- **WHAT IS REQUIRED**: Can you give the patent application excerpt from "This application claims" to "a subterranean formation." again, renaming "diagnostics" to "testing"?

This application claims the benefit of U.S. Provisional Application No. 61/882,139, filed on Sep. 25, 2013, which is incorporated herein by reference.

FIELD OF THE INVENTION

The invention relates to a method of conducting diagnostics on a subterranean formation.

BACKGROUND

Hydraulic fracturing of reservoirs is a technology optimizing the value of subterranean hydrocarbon-bearing formations and, in particular, of unconventional gas and liquid rich shale deposits. Due to the tight nature of formations containing such deposits, standard techniques for reservoir characterization and hydraulic fracture design are often inapplicable or present interpretation challenges. Understanding leak-off process is a key component of characterization and design. A standard practice of leak-off estimation involves conducting a minifrac or leak-off test. Due to very low permeability of the unconventional gas and liquid rich shale formations this test generally provides poor results. Another way to estimate the leak-off is to use analytical approach which requires knowledge of some parameters of the formation such as permeability and porosity. However, these parameters can be very hard to estimate in tight formations.

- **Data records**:
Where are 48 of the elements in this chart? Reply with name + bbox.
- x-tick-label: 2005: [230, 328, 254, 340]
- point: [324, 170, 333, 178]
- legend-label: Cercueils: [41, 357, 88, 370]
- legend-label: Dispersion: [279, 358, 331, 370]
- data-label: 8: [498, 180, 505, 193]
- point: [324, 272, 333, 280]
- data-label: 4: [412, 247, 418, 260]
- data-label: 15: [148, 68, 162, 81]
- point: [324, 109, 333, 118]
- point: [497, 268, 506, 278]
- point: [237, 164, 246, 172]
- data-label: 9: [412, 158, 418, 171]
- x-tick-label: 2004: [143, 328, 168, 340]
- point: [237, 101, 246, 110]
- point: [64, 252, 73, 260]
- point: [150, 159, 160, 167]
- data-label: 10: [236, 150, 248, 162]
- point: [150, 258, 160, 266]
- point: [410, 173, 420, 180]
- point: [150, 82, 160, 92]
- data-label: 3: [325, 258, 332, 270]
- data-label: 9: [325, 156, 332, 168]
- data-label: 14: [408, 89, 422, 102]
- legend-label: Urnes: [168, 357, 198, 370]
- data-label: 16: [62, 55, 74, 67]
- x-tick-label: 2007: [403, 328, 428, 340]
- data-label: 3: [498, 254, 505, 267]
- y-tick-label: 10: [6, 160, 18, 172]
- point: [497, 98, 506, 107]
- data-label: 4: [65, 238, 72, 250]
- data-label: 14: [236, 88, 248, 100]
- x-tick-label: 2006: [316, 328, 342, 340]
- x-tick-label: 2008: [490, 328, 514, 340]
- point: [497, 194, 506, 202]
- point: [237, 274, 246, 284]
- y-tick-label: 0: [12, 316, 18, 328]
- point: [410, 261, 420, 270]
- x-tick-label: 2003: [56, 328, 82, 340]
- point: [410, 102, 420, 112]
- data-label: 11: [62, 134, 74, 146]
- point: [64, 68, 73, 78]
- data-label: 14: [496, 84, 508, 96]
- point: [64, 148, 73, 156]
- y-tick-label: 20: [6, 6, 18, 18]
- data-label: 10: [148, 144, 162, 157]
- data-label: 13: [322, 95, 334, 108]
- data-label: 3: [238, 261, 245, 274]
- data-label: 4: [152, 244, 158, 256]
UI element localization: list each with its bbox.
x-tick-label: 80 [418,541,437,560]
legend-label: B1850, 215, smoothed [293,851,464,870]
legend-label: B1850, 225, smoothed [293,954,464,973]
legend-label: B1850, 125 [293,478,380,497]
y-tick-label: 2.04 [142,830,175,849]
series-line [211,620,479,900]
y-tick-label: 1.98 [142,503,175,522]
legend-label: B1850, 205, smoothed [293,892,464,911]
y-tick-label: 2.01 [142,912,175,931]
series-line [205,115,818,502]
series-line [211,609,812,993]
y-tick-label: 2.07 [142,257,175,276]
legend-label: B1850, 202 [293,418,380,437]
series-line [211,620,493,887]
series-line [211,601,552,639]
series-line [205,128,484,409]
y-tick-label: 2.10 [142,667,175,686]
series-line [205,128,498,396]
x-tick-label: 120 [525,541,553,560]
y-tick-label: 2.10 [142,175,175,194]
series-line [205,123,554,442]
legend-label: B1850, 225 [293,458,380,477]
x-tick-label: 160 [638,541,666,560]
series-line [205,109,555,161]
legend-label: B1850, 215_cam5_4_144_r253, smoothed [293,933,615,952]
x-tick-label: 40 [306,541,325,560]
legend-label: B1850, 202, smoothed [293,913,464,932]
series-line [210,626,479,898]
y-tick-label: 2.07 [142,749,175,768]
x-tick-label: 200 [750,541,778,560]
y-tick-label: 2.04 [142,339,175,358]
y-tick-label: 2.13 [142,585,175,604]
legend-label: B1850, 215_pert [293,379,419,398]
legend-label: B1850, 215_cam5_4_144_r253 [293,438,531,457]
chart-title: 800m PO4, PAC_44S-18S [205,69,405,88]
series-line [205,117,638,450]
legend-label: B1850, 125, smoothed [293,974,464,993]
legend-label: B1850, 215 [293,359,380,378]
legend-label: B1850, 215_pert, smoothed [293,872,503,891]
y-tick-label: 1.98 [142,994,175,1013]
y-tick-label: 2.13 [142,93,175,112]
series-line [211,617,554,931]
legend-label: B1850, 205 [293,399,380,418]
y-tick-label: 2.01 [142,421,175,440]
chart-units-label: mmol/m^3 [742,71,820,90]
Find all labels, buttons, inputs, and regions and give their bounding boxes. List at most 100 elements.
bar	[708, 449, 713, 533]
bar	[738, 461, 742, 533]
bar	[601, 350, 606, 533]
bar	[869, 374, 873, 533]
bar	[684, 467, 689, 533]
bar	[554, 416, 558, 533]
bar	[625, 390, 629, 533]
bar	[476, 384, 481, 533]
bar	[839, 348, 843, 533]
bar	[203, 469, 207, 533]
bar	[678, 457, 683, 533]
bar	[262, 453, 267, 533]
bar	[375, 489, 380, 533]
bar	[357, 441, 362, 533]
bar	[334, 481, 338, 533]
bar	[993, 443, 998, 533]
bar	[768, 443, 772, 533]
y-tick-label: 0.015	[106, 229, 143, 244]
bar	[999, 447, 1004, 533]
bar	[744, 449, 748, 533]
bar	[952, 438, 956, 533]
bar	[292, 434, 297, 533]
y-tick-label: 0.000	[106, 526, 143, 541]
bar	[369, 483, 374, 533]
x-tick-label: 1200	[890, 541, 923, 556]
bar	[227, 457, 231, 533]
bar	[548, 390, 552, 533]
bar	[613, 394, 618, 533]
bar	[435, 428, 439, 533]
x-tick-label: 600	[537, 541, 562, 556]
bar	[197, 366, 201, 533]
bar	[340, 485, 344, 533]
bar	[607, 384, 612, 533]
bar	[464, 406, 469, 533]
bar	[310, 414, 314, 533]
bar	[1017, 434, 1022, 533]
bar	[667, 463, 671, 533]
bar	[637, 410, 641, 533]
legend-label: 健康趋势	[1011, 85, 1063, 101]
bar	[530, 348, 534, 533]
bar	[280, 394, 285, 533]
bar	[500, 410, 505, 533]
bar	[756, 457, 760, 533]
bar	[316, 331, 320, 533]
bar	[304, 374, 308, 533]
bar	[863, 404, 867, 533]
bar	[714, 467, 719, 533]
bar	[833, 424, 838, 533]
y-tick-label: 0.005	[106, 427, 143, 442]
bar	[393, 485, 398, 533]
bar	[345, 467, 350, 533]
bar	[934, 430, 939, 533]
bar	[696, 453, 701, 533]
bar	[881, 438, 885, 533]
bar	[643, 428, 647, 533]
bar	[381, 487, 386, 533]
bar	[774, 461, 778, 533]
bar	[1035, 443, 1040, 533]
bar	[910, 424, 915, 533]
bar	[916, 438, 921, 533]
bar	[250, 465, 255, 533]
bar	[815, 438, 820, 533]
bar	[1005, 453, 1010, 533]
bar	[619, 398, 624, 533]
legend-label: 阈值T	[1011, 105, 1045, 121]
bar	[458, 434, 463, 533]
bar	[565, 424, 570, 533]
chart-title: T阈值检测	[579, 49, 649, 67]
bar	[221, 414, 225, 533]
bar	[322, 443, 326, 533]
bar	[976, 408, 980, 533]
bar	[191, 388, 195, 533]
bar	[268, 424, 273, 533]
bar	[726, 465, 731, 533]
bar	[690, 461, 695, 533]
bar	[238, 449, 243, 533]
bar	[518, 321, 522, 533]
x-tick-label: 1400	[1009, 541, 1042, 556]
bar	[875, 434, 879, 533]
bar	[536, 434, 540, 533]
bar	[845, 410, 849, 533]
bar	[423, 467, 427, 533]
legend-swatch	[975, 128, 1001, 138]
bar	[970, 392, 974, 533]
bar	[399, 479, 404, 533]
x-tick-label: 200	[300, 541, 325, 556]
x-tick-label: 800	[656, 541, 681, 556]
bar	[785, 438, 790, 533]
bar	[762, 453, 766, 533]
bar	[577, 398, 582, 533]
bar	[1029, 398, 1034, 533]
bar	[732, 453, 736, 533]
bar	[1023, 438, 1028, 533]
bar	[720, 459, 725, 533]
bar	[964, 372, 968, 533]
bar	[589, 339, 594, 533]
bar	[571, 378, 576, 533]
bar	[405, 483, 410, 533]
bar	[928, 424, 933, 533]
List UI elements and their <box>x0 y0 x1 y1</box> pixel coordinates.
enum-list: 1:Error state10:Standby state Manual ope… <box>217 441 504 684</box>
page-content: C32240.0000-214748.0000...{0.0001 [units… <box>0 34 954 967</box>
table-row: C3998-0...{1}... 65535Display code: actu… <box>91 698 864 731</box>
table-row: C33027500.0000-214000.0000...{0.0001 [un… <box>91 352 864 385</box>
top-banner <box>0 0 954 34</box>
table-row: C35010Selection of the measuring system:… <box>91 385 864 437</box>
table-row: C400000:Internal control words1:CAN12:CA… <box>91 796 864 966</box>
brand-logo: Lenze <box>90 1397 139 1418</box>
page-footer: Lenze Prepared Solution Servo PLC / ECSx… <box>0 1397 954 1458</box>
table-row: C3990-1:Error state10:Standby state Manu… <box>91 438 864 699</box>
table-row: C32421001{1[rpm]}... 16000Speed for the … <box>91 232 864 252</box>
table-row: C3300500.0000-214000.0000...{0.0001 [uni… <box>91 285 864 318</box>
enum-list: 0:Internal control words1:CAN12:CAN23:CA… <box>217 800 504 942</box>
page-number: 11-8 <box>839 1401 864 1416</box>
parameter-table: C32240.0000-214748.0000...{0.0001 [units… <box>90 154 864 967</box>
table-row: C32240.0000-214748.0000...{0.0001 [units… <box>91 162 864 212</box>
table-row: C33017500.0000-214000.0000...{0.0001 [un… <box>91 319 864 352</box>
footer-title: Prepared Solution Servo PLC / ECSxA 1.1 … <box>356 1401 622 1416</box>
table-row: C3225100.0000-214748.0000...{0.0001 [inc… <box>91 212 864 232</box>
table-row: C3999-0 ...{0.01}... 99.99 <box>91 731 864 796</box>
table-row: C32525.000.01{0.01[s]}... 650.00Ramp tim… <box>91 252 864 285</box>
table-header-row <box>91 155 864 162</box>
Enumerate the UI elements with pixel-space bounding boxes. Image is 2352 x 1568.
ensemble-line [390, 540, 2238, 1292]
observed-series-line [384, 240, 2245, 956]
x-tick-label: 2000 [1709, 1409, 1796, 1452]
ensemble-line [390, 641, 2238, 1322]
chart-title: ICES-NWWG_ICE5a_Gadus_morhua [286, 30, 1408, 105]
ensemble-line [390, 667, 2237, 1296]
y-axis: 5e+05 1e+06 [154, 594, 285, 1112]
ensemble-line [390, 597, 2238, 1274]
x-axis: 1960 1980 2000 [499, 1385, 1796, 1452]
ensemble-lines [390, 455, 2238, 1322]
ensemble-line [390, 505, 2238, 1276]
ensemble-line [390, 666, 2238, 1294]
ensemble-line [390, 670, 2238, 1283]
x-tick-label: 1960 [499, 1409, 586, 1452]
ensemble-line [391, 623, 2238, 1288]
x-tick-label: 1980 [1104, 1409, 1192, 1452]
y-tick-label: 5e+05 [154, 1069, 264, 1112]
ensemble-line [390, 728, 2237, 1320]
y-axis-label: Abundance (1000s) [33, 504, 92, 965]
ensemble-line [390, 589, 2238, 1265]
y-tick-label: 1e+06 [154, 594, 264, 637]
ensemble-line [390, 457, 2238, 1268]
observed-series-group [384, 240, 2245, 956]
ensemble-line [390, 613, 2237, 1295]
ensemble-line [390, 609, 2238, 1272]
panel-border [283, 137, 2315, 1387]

- **RESPONSE FOR THIS EXERCISE**:
This application claims the benefit of U.S. Provisional Application No. 61/882,139, filed on Sep. 25, 2013, which is incorporated herein by reference.

FIELD OF THE INVENTION

The invention relates to a method of conducting testing on a subterranean formation.